* START Rows *
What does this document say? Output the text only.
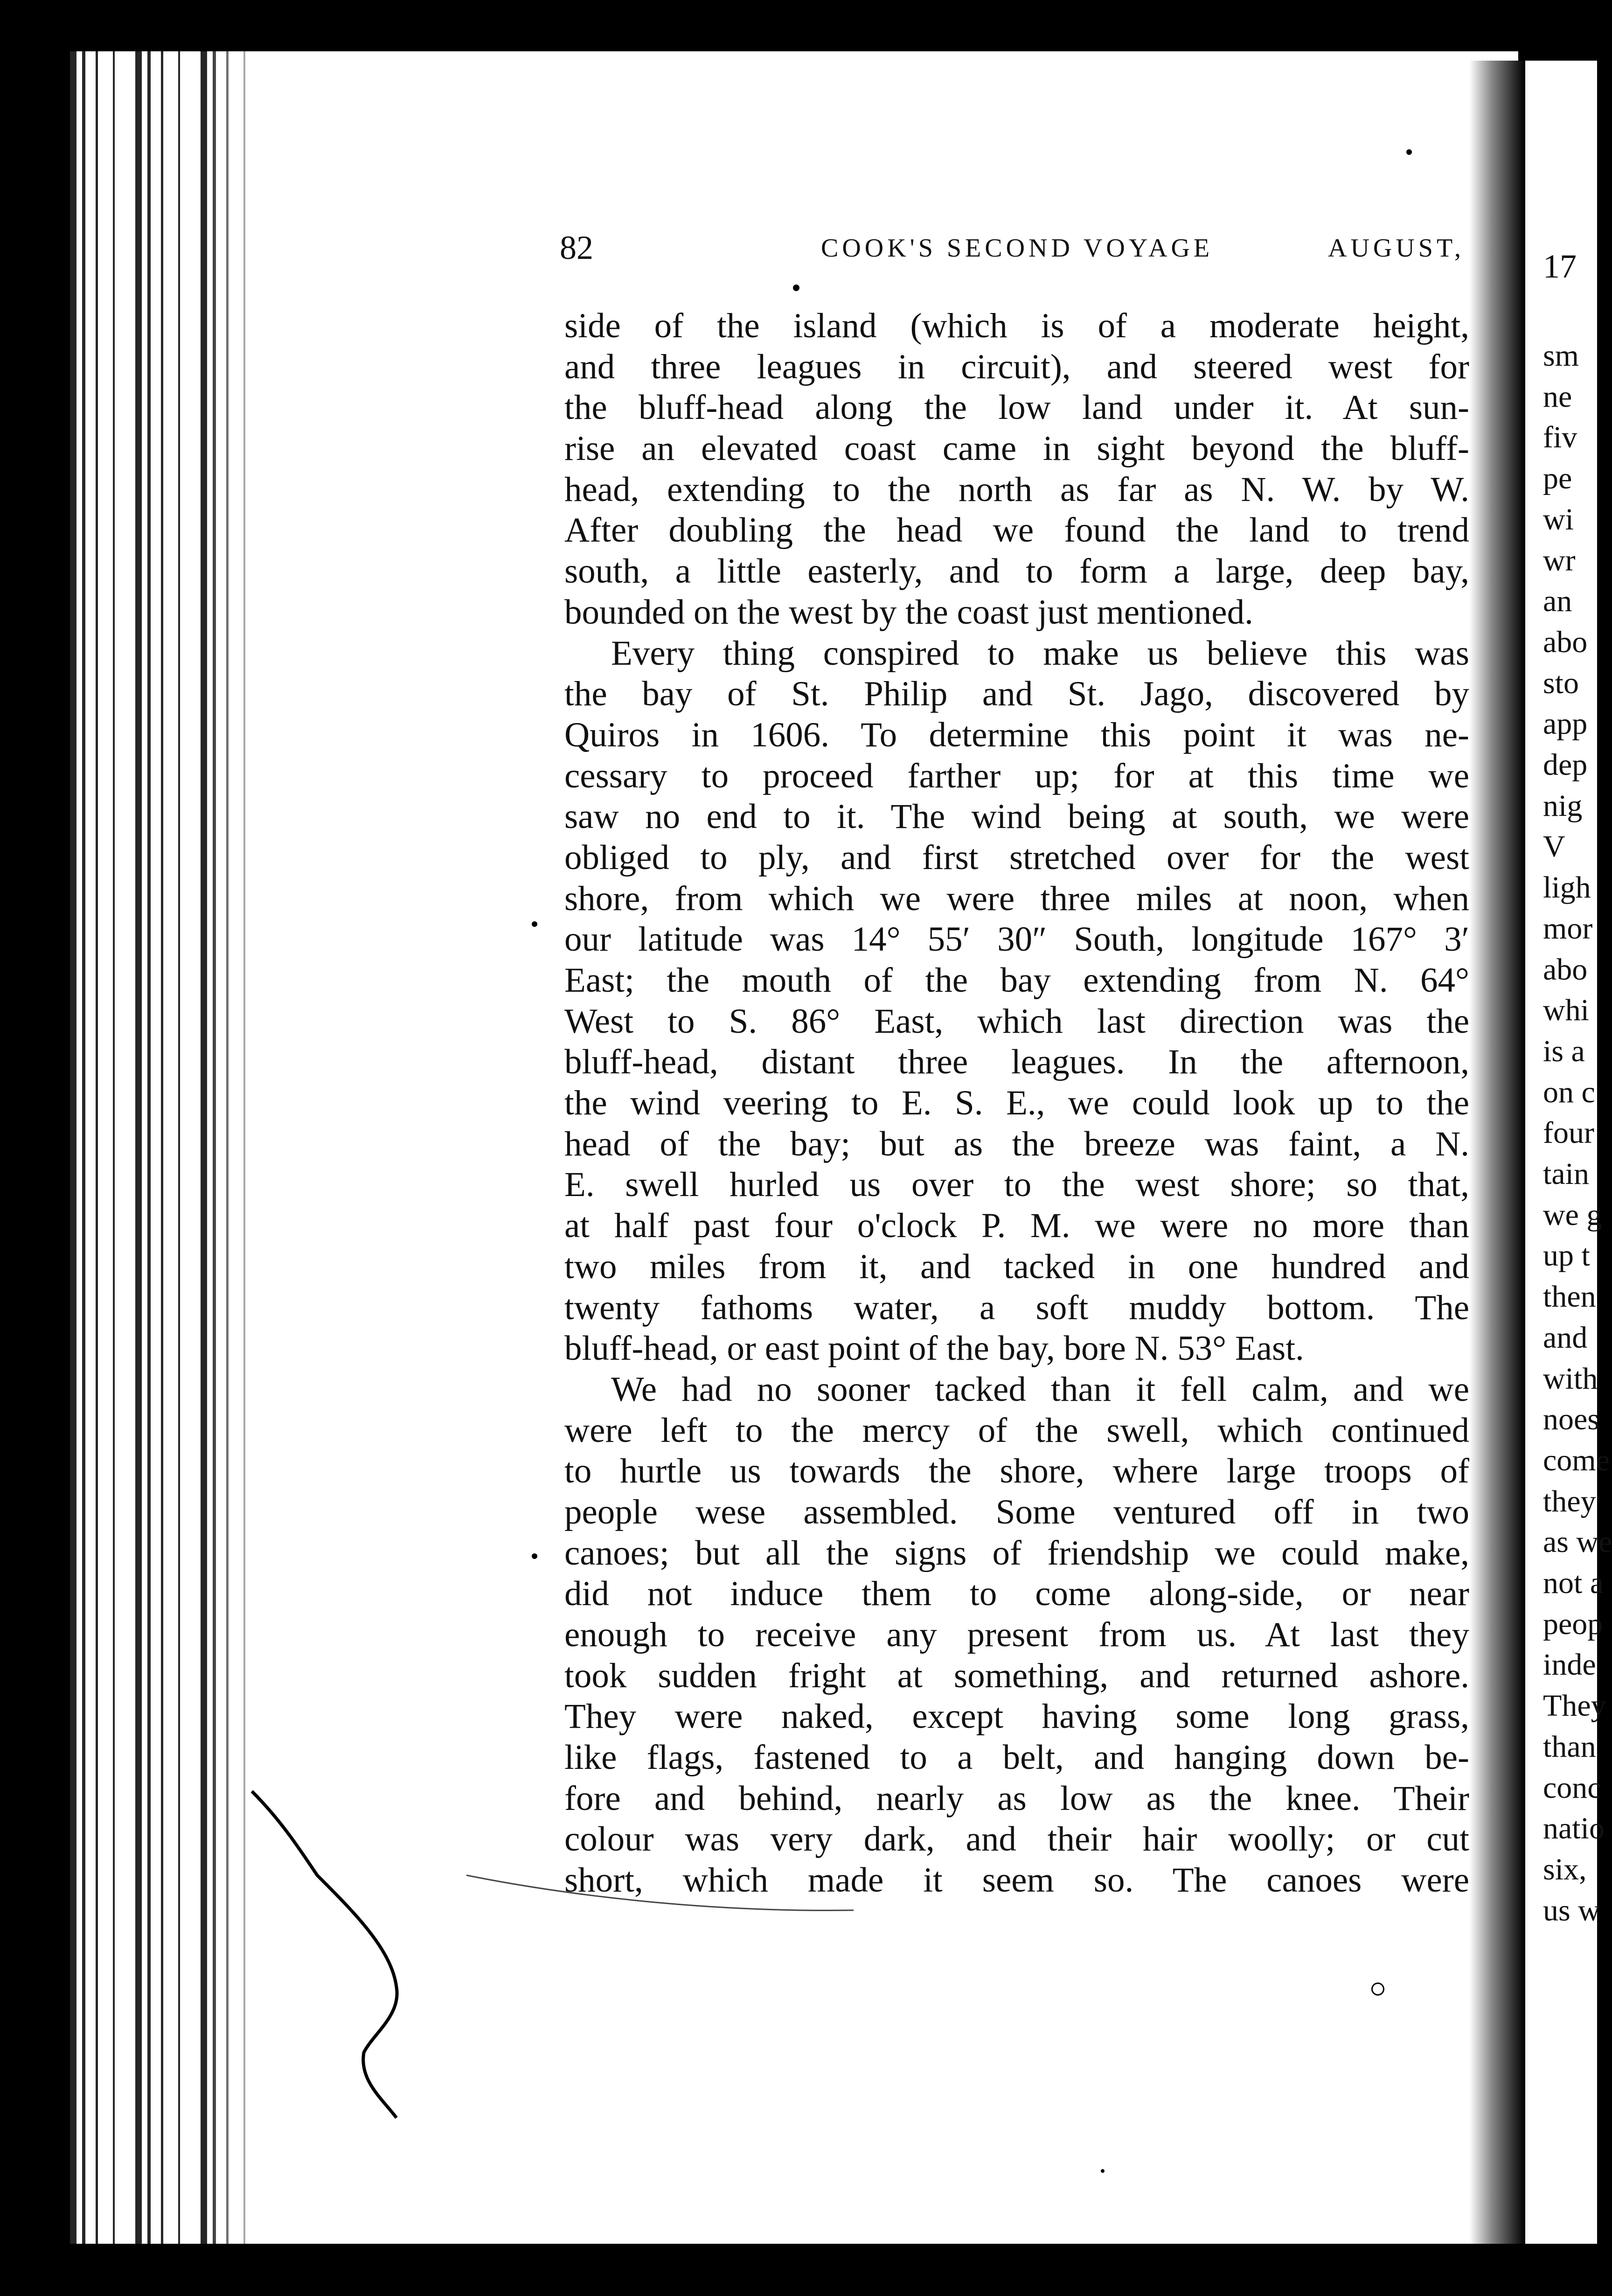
82	COOK'S SECOND VOYAGE	AUGUST,
side of the island (which is of a moderate height,
and three leagues in circuit), and steered west for
the bluff-head along the low land under it. At sun-
rise an elevated coast came in sight beyond the bluff-
head, extending to the north as far as N. W. by W.
After doubling the head we found the land to trend
south, a little easterly, and to form a large, deep bay,
bounded on the west by the coast just mentioned.
Every thing conspired to make us believe this was
the bay of St. Philip and St. Jago, discovered by
Quiros in 1606. To determine this point it was ne-
cessary to proceed farther up; for at this time we
saw no end to it. The wind being at south, we were
obliged to ply, and first stretched over for the west
shore, from which we were three miles at noon, when
our latitude was 14° 55′ 30″ South, longitude 167° 3′
East; the mouth of the bay extending from N. 64°
West to S. 86° East, which last direction was the
bluff-head, distant three leagues. In the afternoon,
the wind veering to E. S. E., we could look up to the
head of the bay; but as the breeze was faint, a N.
E. swell hurled us over to the west shore; so that,
at half past four o'clock P. M. we were no more than
two miles from it, and tacked in one hundred and
twenty fathoms water, a soft muddy bottom. The
bluff-head, or east point of the bay, bore N. 53° East.
We had no sooner tacked than it fell calm, and we
were left to the mercy of the swell, which continued
to hurtle us towards the shore, where large troops of
people wese assembled. Some ventured off in two
canoes; but all the signs of friendship we could make,
did not induce them to come along-side, or near
enough to receive any present from us. At last they
took sudden fright at something, and returned ashore.
They were naked, except having some long grass,
like flags, fastened to a belt, and hanging down be-
fore and behind, nearly as low as the knee. Their
colour was very dark, and their hair woolly; or cut
short, which made it seem so. The canoes were
17
sm
ne
fiv
pe
wi
wr
an
abo
sto
app
dep
nig
V
ligh
mor
abo
whi
is a
on c
four
tain
we g
up t
then
and
with
noes
come
they
as we
not a
peop
inde
They
than
conc
natio
six,
us w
* END Rows *
▸ Problem description
Set every line down exactly as written, leaving each picture out.

▸ Answer in full
What does this document say? Output the text only.
82	COOK'S SECOND VOYAGE	AUGUST,
side of the island (which is of a moderate height,
and three leagues in circuit), and steered west for
the bluff-head along the low land under it. At sun-
rise an elevated coast came in sight beyond the bluff-
head, extending to the north as far as N. W. by W.
After doubling the head we found the land to trend
south, a little easterly, and to form a large, deep bay,
bounded on the west by the coast just mentioned.
Every thing conspired to make us believe this was
the bay of St. Philip and St. Jago, discovered by
Quiros in 1606. To determine this point it was ne-
cessary to proceed farther up; for at this time we
saw no end to it. The wind being at south, we were
obliged to ply, and first stretched over for the west
shore, from which we were three miles at noon, when
our latitude was 14° 55′ 30″ South, longitude 167° 3′
East; the mouth of the bay extending from N. 64°
West to S. 86° East, which last direction was the
bluff-head, distant three leagues. In the afternoon,
the wind veering to E. S. E., we could look up to the
head of the bay; but as the breeze was faint, a N.
E. swell hurled us over to the west shore; so that,
at half past four o'clock P. M. we were no more than
two miles from it, and tacked in one hundred and
twenty fathoms water, a soft muddy bottom. The
bluff-head, or east point of the bay, bore N. 53° East.
We had no sooner tacked than it fell calm, and we
were left to the mercy of the swell, which continued
to hurtle us towards the shore, where large troops of
people wese assembled. Some ventured off in two
canoes; but all the signs of friendship we could make,
did not induce them to come along-side, or near
enough to receive any present from us. At last they
took sudden fright at something, and returned ashore.
They were naked, except having some long grass,
like flags, fastened to a belt, and hanging down be-
fore and behind, nearly as low as the knee. Their
colour was very dark, and their hair woolly; or cut
short, which made it seem so. The canoes were
17
sm
ne
fiv
pe
wi
wr
an
abo
sto
app
dep
nig
V
ligh
mor
abo
whi
is a
on c
four
tain
we g
up t
then
and
with
noes
come
they
as we
not a
peop
inde
They
than
conc
natio
six,
us w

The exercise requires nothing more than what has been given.